What you have to do = Every line holding the word "this" counts once. Give the total, nothing more.

Exercise material =
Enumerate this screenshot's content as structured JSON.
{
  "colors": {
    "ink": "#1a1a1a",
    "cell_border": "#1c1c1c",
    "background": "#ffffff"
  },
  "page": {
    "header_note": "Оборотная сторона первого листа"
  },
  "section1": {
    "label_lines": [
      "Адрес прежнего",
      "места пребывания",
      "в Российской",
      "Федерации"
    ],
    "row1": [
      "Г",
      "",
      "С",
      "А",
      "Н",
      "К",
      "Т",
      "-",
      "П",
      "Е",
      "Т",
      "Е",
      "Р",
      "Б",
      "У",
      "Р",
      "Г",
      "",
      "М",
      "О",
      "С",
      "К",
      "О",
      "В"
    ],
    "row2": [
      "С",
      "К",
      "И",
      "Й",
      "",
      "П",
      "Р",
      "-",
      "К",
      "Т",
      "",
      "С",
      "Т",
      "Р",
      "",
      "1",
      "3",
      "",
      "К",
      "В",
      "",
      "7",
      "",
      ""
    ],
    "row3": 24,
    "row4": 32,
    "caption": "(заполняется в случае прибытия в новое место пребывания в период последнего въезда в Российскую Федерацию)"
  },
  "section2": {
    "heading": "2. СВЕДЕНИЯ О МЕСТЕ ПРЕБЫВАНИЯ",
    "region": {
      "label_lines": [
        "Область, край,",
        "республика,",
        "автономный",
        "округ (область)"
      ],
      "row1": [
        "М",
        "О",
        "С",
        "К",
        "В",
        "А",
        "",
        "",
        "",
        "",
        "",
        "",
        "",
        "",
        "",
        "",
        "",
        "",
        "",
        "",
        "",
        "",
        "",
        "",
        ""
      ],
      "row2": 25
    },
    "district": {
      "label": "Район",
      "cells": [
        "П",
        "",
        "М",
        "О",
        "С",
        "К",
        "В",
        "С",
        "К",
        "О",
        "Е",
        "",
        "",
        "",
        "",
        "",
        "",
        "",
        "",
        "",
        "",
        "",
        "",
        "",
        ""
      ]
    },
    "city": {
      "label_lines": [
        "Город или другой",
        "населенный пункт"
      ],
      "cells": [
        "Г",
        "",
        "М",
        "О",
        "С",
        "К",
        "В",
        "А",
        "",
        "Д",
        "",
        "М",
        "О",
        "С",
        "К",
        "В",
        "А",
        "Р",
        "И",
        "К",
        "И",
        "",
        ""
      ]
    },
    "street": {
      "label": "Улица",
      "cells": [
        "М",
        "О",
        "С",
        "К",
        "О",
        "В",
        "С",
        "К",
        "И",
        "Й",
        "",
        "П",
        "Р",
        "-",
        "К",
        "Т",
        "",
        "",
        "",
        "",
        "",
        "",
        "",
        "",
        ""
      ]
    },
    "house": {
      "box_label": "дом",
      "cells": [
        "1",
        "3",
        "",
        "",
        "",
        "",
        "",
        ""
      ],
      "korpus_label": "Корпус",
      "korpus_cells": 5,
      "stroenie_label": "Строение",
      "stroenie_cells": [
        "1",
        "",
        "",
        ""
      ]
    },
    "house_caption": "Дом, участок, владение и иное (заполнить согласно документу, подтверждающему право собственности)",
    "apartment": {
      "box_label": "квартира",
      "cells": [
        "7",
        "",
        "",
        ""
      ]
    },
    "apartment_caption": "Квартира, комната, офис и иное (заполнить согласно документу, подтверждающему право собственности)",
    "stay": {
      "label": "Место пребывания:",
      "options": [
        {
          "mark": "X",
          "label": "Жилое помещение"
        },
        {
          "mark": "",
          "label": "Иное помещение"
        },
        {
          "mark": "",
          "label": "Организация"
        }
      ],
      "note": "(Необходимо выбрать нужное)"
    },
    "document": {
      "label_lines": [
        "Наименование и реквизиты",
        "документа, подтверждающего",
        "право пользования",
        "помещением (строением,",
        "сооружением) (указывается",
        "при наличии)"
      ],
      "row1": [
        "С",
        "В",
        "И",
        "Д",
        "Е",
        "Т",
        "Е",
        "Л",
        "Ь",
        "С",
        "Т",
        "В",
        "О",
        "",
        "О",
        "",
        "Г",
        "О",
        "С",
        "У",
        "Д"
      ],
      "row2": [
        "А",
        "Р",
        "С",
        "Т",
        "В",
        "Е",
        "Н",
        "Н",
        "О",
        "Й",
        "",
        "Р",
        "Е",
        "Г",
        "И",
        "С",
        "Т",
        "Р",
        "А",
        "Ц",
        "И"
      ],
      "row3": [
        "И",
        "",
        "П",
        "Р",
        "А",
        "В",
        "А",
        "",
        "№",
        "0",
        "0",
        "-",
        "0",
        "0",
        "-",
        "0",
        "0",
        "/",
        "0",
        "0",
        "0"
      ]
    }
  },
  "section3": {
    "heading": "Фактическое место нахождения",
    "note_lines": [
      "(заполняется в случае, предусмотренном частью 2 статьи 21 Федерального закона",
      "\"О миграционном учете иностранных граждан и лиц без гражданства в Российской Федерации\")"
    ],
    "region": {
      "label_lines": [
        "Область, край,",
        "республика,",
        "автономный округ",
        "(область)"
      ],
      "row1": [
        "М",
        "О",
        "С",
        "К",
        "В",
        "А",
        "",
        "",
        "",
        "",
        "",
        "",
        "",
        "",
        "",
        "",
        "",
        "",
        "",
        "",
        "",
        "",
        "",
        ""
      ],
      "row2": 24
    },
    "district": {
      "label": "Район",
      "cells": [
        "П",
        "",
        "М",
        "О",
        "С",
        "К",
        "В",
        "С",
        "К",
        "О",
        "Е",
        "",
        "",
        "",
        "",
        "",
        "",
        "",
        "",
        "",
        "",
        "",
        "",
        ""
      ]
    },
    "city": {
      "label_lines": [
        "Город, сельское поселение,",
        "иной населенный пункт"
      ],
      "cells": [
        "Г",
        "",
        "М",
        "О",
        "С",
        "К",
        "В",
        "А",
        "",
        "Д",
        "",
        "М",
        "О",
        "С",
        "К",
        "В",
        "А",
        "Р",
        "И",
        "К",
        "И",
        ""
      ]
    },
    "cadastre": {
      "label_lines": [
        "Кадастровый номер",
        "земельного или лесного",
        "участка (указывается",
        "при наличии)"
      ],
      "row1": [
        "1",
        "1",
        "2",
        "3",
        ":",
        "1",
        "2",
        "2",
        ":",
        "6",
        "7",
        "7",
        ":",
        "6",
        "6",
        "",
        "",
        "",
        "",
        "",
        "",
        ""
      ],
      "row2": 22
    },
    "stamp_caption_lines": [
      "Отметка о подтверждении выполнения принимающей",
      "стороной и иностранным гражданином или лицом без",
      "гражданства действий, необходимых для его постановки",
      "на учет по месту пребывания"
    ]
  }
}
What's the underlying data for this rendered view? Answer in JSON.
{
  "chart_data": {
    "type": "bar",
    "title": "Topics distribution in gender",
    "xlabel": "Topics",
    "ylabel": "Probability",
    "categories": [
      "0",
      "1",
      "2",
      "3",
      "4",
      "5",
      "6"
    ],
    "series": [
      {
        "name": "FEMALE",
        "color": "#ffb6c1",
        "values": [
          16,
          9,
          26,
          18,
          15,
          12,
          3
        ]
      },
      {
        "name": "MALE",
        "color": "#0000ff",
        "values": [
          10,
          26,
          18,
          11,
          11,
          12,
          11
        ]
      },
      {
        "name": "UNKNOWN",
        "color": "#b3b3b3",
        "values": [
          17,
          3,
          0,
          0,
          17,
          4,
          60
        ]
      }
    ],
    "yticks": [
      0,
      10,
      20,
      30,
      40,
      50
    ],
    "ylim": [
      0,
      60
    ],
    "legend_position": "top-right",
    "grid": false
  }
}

Final answer = 2